- [PROBLEM REQUIREMENTS] Copy the items below verbatim, line for line.

>> Start

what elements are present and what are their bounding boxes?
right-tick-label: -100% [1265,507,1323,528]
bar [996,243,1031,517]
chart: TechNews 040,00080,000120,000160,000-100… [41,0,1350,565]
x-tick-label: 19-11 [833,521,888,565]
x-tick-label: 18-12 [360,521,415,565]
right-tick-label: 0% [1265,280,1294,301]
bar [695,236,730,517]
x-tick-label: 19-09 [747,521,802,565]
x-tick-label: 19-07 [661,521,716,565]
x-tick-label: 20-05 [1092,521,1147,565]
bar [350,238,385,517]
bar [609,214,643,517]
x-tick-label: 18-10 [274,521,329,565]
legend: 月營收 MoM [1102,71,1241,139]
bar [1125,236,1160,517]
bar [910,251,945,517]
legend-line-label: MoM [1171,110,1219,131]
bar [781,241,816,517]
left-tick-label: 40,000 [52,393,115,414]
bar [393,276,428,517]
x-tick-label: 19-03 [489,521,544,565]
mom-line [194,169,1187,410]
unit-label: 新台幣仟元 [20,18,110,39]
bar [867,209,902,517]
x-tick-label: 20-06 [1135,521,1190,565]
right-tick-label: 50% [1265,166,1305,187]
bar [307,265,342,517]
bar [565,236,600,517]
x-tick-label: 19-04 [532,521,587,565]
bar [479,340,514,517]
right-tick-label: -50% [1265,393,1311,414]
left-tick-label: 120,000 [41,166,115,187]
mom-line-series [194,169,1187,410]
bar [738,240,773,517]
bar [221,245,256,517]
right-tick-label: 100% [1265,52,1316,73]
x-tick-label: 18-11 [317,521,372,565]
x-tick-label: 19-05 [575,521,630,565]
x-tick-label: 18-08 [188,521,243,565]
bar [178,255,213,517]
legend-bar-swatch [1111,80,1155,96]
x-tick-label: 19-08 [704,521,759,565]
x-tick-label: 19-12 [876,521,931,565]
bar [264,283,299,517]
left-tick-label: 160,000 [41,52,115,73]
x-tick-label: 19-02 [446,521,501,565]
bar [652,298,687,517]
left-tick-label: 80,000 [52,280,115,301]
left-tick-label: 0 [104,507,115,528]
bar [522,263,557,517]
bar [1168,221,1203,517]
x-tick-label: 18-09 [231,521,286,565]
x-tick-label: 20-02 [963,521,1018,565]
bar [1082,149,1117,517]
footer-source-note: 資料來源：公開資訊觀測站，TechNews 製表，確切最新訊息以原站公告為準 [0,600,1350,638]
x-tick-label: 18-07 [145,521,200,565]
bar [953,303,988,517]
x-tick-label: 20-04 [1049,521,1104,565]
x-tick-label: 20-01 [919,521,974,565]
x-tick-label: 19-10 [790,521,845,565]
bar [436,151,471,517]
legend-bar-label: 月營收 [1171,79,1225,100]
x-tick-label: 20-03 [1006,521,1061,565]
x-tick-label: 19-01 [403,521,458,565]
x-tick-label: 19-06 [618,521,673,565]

>> End

- [TASK RESULT]
what elements are present and what are their bounding boxes?
right-tick-label: -100% [1265,507,1323,528]
bar [996,243,1031,517]
chart: TechNews 040,00080,000120,000160,000-100… [41,0,1350,565]
x-tick-label: 19-11 [833,521,888,565]
x-tick-label: 18-12 [360,521,415,565]
right-tick-label: 0% [1265,280,1294,301]
bar [695,236,730,517]
x-tick-label: 19-09 [747,521,802,565]
x-tick-label: 19-07 [661,521,716,565]
x-tick-label: 20-05 [1092,521,1147,565]
bar [350,238,385,517]
bar [609,214,643,517]
x-tick-label: 18-10 [274,521,329,565]
legend: 月營收 MoM [1102,71,1241,139]
bar [1125,236,1160,517]
bar [910,251,945,517]
legend-line-label: MoM [1171,110,1219,131]
bar [781,241,816,517]
left-tick-label: 40,000 [52,393,115,414]
bar [393,276,428,517]
x-tick-label: 19-03 [489,521,544,565]
mom-line [194,169,1187,410]
unit-label: 新台幣仟元 [20,18,110,39]
bar [867,209,902,517]
x-tick-label: 20-06 [1135,521,1190,565]
right-tick-label: 50% [1265,166,1305,187]
bar [307,265,342,517]
bar [565,236,600,517]
x-tick-label: 19-04 [532,521,587,565]
bar [479,340,514,517]
right-tick-label: -50% [1265,393,1311,414]
left-tick-label: 120,000 [41,166,115,187]
mom-line-series [194,169,1187,410]
bar [738,240,773,517]
bar [221,245,256,517]
right-tick-label: 100% [1265,52,1316,73]
x-tick-label: 18-11 [317,521,372,565]
x-tick-label: 19-05 [575,521,630,565]
x-tick-label: 18-08 [188,521,243,565]
bar [178,255,213,517]
legend-bar-swatch [1111,80,1155,96]
x-tick-label: 19-08 [704,521,759,565]
x-tick-label: 19-12 [876,521,931,565]
bar [264,283,299,517]
left-tick-label: 160,000 [41,52,115,73]
x-tick-label: 19-02 [446,521,501,565]
bar [652,298,687,517]
left-tick-label: 80,000 [52,280,115,301]
left-tick-label: 0 [104,507,115,528]
bar [522,263,557,517]
bar [1168,221,1203,517]
x-tick-label: 18-09 [231,521,286,565]
x-tick-label: 20-02 [963,521,1018,565]
bar [1082,149,1117,517]
footer-source-note: 資料來源：公開資訊觀測站，TechNews 製表，確切最新訊息以原站公告為準 [0,600,1350,638]
x-tick-label: 18-07 [145,521,200,565]
bar [953,303,988,517]
x-tick-label: 20-04 [1049,521,1104,565]
x-tick-label: 20-01 [919,521,974,565]
x-tick-label: 19-10 [790,521,845,565]
bar [436,151,471,517]
legend-bar-label: 月營收 [1171,79,1225,100]
x-tick-label: 20-03 [1006,521,1061,565]
x-tick-label: 19-01 [403,521,458,565]
x-tick-label: 19-06 [618,521,673,565]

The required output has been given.